● **Problem to solve**
Copy out each line of the listing that has the word "MANAGER" in it.
* BEGIN Listed records *
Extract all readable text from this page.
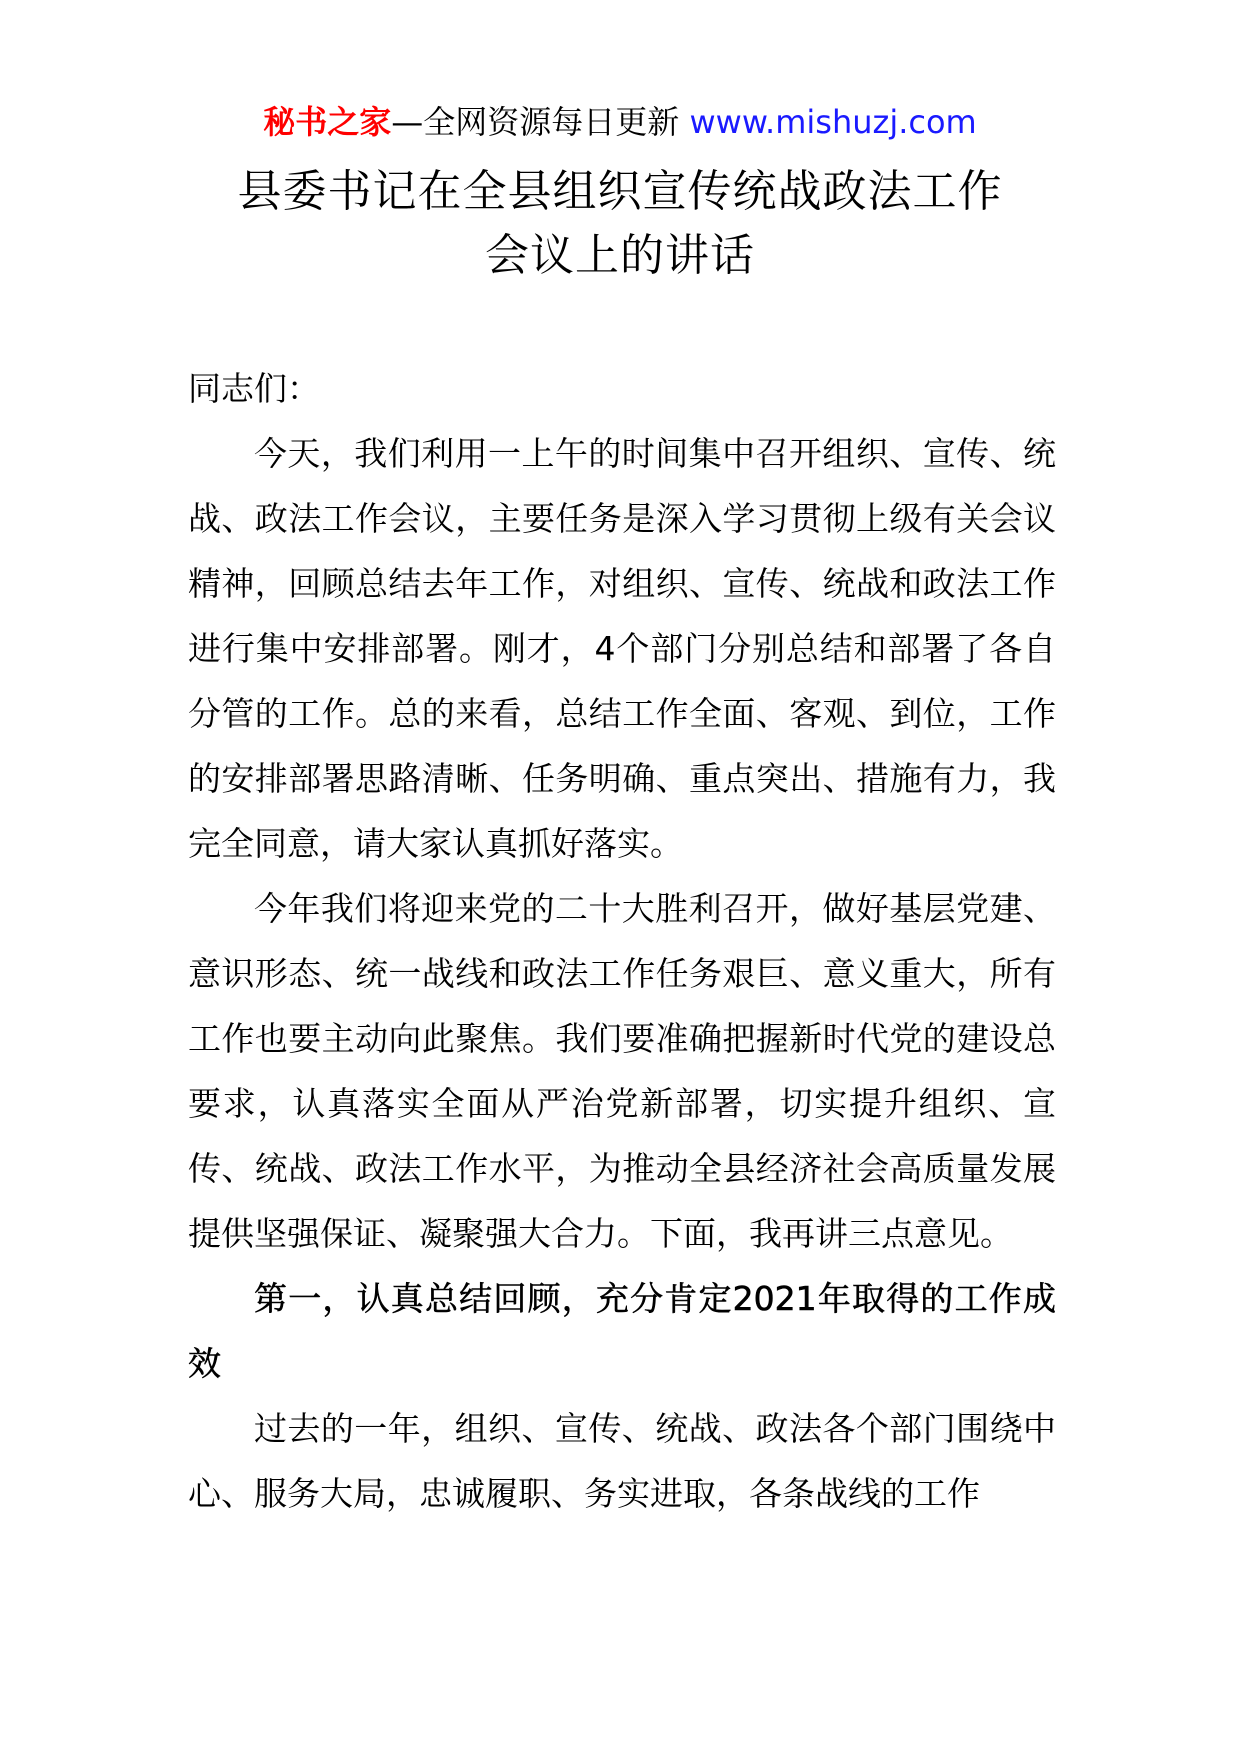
秘书之家—全网资源每日更新 www.mishuzj.com
县委书记在全县组织宣传统战政法工作
会议上的讲话

同志们：

今天，我们利用一上午的时间集中召开组织、宣传、统战、政法工作会议，主要任务是深入学习贯彻上级有关会议精神，回顾总结去年工作，对组织、宣传、统战和政法工作进行集中安排部署。刚才，4个部门分别总结和部署了各自分管的工作。总的来看，总结工作全面、客观、到位，工作的安排部署思路清晰、任务明确、重点突出、措施有力，我完全同意，请大家认真抓好落实。

今年我们将迎来党的二十大胜利召开，做好基层党建、意识形态、统一战线和政法工作任务艰巨、意义重大，所有工作也要主动向此聚焦。我们要准确把握新时代党的建设总要求，认真落实全面从严治党新部署，切实提升组织、宣传、统战、政法工作水平，为推动全县经济社会高质量发展提供坚强保证、凝聚强大合力。下面，我再讲三点意见。

第一，认真总结回顾，充分肯定2021年取得的工作成效

过去的一年，组织、宣传、统战、政法各个部门围绕中心、服务大局，忠诚履职、务实进取，各条战线的工作
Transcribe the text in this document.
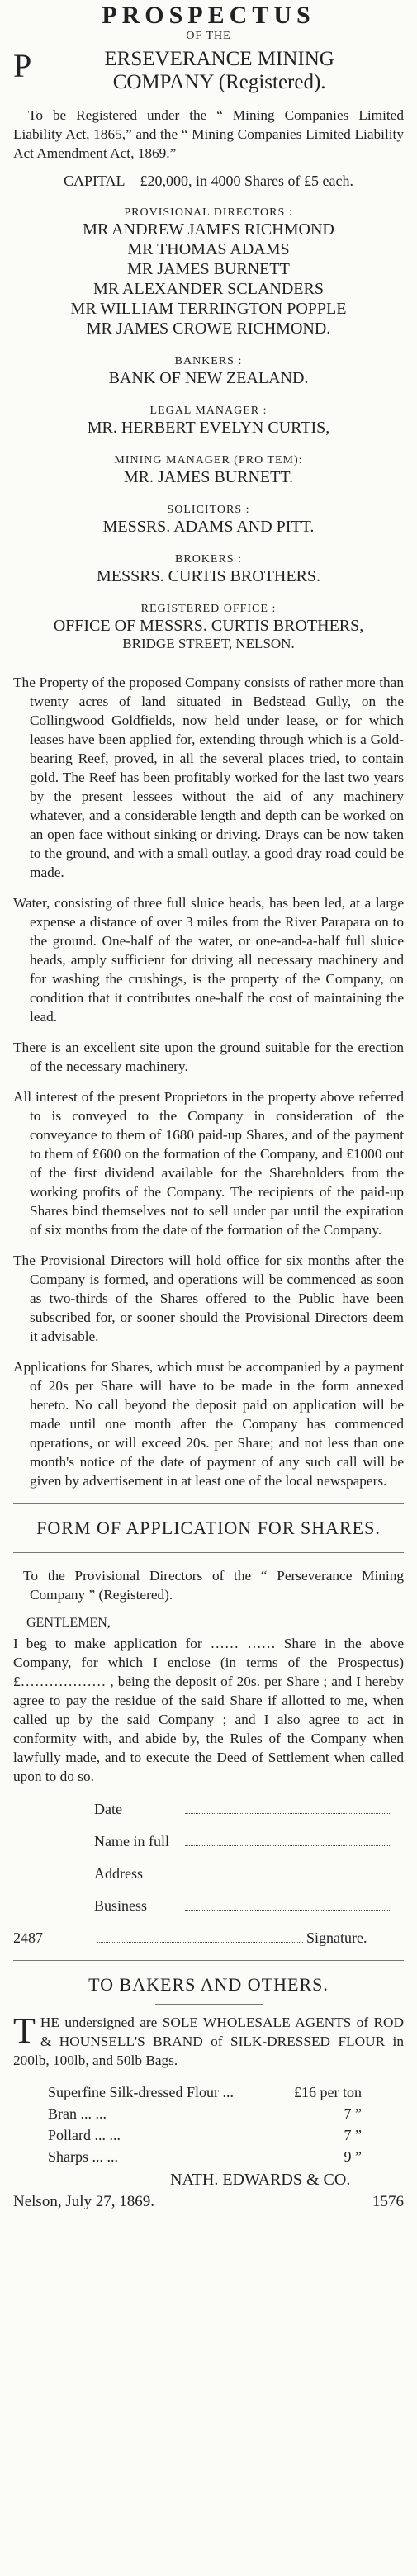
PROSPECTUS
OF THE
P	ERSEVERANCE MINING
COMPANY (Registered).
To be Registered under the “ Mining Companies Limited Liability Act, 1865,” and the “ Mining Companies Limited Liability Act Amendment Act, 1869.”
CAPITAL—£20,000, in 4000 Shares of £5 each.
PROVISIONAL DIRECTORS :
MR ANDREW JAMES RICHMOND
MR THOMAS ADAMS
MR JAMES BURNETT
MR ALEXANDER SCLANDERS
MR WILLIAM TERRINGTON POPPLE
MR JAMES CROWE RICHMOND.
BANKERS :
BANK OF NEW ZEALAND.
LEGAL MANAGER :
MR. HERBERT EVELYN CURTIS,
MINING MANAGER (PRO TEM):
MR. JAMES BURNETT.
SOLICITORS :
MESSRS. ADAMS AND PITT.
BROKERS :
MESSRS. CURTIS BROTHERS.
REGISTERED OFFICE :
OFFICE OF MESSRS. CURTIS BROTHERS,
BRIDGE STREET, NELSON.
The Property of the proposed Company consists of rather more than twenty acres of land situated in Bedstead Gully, on the Collingwood Goldfields, now held under lease, or for which leases have been applied for, extending through which is a Gold-bearing Reef, proved, in all the several places tried, to contain gold. The Reef has been profitably worked for the last two years by the present lessees without the aid of any machinery whatever, and a considerable length and depth can be worked on an open face without sinking or driving. Drays can be now taken to the ground, and with a small outlay, a good dray road could be made.
Water, consisting of three full sluice heads, has been led, at a large expense a distance of over 3 miles from the River Parapara on to the ground. One-half of the water, or one-and-a-half full sluice heads, amply sufficient for driving all necessary machinery and for washing the crushings, is the property of the Company, on condition that it contributes one-half the cost of maintaining the lead.
There is an excellent site upon the ground suitable for the erection of the necessary machinery.
All interest of the present Proprietors in the property above referred to is conveyed to the Company in consideration of the conveyance to them of 1680 paid-up Shares, and of the payment to them of £600 on the formation of the Company, and £1000 out of the first dividend available for the Shareholders from the working profits of the Company. The recipients of the paid-up Shares bind themselves not to sell under par until the expiration of six months from the date of the formation of the Company.
The Provisional Directors will hold office for six months after the Company is formed, and operations will be commenced as soon as two-thirds of the Shares offered to the Public have been subscribed for, or sooner should the Provisional Directors deem it advisable.
Applications for Shares, which must be accompanied by a payment of 20s per Share will have to be made in the form annexed hereto. No call beyond the deposit paid on application will be made until one month after the Company has commenced operations, or will exceed 20s. per Share; and not less than one month's notice of the date of payment of any such call will be given by advertisement in at least one of the local newspapers.
FORM OF APPLICATION FOR SHARES.
To the Provisional Directors of the “ Perseverance Mining Company ” (Registered).
GENTLEMEN,
I beg to make application for …… …… Share in the above Company, for which I enclose (in terms of the Prospectus) £……………… , being the deposit of 20s. per Share ; and I hereby agree to pay the residue of the said Share if allotted to me, when called up by the said Company ; and I also agree to act in conformity with, and abide by, the Rules of the Company when lawfully made, and to execute the Deed of Settlement when called upon to do so.
Date
Name in full
Address
Business
2487	Signature.
TO BAKERS AND OTHERS.
T HE undersigned are SOLE WHOLESALE AGENTS of ROD & HOUNSELL'S BRAND of SILK-DRESSED FLOUR in 200lb, 100lb, and 50lb Bags.
Superfine Silk-dressed Flour ...	£16 per ton
Bran ... ...	7 ”
Pollard ... ...	7 ”
Sharps ... ...	9 ”
NATH. EDWARDS & CO.
Nelson, July 27, 1869.	1576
* END Listed records *
● **Expected answer**
LEGAL MANAGER :
MINING MANAGER (PRO TEM):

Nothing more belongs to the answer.